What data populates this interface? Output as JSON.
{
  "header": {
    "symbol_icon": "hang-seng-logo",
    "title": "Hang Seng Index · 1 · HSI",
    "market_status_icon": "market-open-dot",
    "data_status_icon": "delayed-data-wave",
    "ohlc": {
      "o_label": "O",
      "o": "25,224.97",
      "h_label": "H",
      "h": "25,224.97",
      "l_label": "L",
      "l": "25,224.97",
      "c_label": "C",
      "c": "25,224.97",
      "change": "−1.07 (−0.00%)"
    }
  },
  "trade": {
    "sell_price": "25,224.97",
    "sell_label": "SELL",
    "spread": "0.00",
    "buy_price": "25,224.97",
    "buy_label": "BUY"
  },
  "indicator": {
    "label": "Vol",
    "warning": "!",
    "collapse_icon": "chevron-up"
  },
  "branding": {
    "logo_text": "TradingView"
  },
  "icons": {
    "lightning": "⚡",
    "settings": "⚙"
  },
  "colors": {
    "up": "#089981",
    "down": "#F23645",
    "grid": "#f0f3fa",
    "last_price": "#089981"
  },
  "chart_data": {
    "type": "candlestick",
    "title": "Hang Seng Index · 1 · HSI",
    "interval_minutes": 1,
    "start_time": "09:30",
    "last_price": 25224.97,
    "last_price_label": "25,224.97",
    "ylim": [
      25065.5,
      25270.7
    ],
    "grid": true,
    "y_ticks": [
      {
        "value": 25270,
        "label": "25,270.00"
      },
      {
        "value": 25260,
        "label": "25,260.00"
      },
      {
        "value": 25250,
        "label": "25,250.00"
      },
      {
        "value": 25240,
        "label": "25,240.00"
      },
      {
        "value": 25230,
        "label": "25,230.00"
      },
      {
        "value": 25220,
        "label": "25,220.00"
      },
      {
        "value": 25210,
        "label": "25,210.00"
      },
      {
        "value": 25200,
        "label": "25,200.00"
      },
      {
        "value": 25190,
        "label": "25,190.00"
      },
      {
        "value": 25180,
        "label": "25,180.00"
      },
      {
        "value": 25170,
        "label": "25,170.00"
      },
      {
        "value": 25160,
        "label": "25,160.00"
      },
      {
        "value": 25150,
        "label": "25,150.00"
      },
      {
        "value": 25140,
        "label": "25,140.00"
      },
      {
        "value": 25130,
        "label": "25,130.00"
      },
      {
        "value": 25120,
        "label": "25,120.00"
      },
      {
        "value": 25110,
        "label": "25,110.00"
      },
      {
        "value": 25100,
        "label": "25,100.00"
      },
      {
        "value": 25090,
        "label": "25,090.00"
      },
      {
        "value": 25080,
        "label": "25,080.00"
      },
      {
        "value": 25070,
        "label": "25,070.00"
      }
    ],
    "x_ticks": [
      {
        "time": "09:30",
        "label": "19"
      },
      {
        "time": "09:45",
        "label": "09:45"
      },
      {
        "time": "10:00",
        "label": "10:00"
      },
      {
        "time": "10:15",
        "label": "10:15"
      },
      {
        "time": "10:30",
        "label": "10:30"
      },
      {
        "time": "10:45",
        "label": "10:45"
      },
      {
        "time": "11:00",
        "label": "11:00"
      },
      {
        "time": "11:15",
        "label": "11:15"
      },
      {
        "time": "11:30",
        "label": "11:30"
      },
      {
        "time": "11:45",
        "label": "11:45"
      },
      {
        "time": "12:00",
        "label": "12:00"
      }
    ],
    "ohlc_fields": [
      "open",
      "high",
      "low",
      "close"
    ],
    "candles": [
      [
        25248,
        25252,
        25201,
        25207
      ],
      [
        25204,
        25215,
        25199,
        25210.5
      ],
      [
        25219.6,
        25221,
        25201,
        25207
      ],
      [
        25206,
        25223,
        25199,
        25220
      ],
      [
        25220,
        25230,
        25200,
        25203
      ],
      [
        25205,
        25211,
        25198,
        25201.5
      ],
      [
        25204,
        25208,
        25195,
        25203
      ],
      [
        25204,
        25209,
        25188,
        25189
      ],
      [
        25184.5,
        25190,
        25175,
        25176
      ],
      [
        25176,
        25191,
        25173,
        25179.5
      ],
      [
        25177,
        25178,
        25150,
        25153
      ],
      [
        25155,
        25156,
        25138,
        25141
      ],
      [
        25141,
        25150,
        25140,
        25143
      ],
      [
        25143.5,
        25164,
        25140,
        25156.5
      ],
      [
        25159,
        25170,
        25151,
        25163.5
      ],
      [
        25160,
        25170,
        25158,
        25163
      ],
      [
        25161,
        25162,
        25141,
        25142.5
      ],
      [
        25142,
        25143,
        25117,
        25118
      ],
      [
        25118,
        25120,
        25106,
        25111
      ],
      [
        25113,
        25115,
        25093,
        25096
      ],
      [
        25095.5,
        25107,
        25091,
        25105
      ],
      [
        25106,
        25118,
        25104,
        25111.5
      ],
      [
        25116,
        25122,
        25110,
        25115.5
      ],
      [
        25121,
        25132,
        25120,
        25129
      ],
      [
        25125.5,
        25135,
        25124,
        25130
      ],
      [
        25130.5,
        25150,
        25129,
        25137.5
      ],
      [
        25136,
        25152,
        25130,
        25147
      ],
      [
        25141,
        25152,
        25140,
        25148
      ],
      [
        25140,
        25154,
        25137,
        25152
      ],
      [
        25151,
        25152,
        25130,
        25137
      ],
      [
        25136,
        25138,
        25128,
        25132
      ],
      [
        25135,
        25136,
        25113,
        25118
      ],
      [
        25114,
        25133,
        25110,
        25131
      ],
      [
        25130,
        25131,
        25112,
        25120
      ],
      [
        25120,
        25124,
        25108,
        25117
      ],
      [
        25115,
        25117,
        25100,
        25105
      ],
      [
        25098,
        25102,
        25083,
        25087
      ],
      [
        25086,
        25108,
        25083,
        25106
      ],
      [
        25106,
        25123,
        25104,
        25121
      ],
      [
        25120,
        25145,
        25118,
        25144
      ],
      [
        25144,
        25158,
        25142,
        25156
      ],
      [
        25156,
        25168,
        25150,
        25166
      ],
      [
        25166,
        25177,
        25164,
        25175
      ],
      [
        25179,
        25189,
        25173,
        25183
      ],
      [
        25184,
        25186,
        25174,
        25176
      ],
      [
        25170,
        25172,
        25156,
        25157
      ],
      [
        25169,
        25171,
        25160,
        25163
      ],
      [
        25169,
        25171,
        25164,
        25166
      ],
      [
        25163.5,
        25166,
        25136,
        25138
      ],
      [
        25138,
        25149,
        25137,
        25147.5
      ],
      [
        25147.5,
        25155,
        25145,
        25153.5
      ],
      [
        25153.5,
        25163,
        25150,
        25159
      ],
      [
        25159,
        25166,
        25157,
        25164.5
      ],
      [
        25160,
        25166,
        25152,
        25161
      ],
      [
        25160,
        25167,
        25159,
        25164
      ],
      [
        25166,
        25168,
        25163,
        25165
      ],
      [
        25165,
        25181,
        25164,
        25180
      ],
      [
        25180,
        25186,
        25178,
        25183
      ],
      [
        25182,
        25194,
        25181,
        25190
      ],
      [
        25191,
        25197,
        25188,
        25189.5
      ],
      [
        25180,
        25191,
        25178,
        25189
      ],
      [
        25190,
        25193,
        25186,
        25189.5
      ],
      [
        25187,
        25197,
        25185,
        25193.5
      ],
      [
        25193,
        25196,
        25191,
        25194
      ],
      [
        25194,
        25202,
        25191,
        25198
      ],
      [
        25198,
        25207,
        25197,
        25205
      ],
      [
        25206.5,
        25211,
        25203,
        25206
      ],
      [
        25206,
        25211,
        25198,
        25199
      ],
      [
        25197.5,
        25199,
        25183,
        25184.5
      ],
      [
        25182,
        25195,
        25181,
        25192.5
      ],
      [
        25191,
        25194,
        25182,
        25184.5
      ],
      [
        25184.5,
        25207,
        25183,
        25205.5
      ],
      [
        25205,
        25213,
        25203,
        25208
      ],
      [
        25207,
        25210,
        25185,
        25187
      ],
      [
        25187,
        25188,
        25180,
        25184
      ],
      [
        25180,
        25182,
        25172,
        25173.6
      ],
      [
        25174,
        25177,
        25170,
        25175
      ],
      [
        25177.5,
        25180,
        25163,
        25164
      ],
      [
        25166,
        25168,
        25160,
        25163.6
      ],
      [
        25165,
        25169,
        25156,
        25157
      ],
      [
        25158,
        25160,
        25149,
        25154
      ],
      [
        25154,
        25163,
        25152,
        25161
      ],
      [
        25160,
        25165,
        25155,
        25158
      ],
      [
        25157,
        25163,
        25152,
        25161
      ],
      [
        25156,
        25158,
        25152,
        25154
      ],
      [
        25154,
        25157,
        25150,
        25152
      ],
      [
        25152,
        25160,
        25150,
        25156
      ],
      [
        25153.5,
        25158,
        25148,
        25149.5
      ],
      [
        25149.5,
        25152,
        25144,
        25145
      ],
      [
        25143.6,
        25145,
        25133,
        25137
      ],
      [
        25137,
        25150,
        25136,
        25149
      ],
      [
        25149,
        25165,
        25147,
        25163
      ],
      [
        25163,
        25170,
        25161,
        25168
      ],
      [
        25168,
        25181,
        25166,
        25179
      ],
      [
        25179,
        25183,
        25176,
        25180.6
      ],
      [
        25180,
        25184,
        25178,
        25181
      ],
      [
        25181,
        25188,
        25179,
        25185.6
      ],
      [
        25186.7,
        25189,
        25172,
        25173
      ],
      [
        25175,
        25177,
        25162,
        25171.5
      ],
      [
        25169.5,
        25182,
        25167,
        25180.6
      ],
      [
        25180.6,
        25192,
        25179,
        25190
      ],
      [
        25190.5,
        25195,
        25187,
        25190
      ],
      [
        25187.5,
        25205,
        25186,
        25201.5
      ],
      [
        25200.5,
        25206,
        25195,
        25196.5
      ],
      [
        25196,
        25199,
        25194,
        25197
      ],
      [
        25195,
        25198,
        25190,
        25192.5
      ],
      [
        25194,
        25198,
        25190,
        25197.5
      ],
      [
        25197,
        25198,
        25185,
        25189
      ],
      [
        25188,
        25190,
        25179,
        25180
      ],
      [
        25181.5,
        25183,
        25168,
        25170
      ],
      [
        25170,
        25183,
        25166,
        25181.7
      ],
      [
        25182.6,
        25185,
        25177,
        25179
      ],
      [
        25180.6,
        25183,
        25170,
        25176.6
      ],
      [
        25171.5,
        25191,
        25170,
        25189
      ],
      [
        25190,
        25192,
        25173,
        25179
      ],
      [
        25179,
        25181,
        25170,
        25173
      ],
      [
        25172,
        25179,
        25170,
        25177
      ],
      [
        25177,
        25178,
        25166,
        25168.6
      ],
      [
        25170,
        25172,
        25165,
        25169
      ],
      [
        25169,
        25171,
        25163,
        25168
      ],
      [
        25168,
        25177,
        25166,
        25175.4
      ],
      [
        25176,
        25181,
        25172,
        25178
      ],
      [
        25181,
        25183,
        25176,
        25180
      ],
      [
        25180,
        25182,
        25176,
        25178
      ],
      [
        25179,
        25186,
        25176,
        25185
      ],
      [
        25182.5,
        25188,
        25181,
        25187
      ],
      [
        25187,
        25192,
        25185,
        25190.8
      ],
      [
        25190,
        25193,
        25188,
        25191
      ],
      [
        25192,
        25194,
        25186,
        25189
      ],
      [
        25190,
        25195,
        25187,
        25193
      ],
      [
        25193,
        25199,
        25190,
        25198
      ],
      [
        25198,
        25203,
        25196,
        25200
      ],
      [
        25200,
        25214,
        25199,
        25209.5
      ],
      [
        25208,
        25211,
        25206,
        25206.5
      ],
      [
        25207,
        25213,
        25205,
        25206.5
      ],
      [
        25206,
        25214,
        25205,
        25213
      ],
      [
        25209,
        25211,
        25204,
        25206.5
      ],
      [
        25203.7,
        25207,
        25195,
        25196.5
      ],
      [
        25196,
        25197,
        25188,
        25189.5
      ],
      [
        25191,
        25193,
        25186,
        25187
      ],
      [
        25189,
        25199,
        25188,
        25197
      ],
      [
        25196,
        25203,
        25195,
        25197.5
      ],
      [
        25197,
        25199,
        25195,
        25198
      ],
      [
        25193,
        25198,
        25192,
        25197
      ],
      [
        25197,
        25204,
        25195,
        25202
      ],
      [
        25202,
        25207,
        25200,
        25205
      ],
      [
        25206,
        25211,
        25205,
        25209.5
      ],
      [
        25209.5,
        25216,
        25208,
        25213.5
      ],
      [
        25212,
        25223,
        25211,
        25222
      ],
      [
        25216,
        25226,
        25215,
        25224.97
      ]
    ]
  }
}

The task
Among the lines above, count those containing the word "open" and give nothing but the result.

Exercise solution
2